◆ **Given problem**
Show every line that has the string "content" in it.

Stored data entries
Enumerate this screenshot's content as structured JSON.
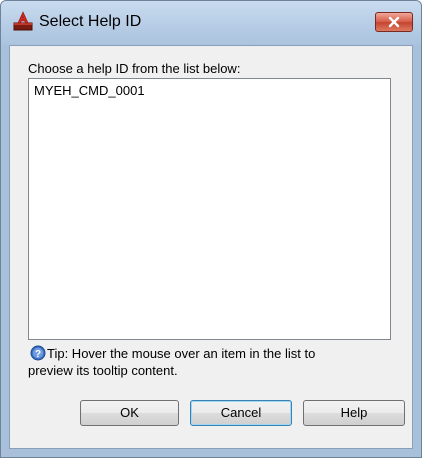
{
  "window": {
    "title": "Select Help ID"
  },
  "dialog": {
    "prompt": "Choose a help ID from the list below:",
    "list_items": [
      "MYEH_CMD_0001"
    ],
    "tip_line1": "Tip: Hover the mouse over an item in the list to",
    "tip_line2": "preview its tooltip content."
  },
  "buttons": {
    "ok": "OK",
    "cancel": "Cancel",
    "help": "Help"
  },
  "icons": {
    "app": "autocad-a-icon",
    "close": "close-icon",
    "tip": "info-tip-icon"
  },
  "colors": {
    "titlebar": "#b7cde6",
    "close_button": "#d65a45",
    "client_background": "#f0f0f0",
    "list_background": "#ffffff",
    "focused_button_border": "#3c7fb1"
  }
}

◆ **Worked answer**
Enumerate this screenshot's content as structured JSON.
    "tip_line2": "preview its tooltip content."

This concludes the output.